#### WHAT IS ASKED
Only lines with the string "Electricity" matter here; gather them from the material below.
— begin —
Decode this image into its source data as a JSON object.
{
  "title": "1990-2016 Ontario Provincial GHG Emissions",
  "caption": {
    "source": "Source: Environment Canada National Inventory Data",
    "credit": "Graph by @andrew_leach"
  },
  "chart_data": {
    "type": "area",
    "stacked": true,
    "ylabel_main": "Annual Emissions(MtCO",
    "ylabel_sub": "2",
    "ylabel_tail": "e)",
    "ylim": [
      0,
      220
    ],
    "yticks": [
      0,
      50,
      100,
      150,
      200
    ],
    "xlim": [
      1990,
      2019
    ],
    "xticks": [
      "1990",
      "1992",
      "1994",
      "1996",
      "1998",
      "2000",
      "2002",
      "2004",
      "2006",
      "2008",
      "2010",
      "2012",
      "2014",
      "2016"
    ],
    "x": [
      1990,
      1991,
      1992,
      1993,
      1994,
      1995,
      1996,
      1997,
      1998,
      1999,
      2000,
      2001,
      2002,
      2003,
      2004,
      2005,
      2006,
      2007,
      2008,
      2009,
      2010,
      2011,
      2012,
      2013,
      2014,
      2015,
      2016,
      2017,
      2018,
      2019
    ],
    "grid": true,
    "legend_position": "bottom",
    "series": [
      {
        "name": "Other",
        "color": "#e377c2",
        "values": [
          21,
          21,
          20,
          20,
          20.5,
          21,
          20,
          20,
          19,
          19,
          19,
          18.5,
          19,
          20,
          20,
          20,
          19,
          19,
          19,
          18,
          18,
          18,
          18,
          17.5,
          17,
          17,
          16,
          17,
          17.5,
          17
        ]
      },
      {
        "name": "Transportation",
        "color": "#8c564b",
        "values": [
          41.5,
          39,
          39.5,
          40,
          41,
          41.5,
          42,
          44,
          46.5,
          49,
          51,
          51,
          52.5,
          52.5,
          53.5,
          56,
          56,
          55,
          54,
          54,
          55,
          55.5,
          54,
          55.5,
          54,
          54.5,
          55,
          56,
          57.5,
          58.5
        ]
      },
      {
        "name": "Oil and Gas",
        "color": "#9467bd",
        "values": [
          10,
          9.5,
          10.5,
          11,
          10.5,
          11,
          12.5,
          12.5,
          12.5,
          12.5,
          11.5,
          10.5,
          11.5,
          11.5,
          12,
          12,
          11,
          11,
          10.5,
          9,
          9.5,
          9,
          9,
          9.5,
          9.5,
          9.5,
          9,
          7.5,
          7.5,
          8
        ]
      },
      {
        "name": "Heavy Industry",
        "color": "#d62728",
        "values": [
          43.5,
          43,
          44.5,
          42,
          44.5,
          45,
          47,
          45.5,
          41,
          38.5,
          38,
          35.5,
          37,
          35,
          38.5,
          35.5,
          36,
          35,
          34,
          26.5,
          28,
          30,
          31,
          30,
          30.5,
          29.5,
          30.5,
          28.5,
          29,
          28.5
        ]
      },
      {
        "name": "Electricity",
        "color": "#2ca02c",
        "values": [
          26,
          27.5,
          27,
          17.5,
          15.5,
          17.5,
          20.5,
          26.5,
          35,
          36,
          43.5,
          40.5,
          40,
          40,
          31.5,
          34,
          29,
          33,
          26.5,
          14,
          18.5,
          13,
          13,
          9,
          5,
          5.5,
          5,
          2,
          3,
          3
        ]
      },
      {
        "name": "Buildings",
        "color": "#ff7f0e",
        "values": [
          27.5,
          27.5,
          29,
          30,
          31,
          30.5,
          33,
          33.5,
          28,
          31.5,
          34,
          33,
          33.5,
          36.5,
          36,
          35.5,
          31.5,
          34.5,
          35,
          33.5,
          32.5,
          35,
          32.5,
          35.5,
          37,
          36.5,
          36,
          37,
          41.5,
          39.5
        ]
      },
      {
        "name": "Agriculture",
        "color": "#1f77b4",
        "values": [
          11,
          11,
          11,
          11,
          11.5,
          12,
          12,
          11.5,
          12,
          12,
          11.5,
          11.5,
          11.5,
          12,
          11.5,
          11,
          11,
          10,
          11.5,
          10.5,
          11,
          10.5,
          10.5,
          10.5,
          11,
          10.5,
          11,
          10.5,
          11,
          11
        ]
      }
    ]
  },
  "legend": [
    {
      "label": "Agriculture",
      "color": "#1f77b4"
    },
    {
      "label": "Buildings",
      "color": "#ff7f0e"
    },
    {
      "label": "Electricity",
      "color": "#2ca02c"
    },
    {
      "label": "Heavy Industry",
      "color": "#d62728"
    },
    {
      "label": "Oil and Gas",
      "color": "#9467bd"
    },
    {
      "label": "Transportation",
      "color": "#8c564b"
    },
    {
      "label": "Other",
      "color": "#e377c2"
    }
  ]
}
— end —
#### SOLUTION TO THE PROBLEM
        "name": "Electricity",
      "label": "Electricity",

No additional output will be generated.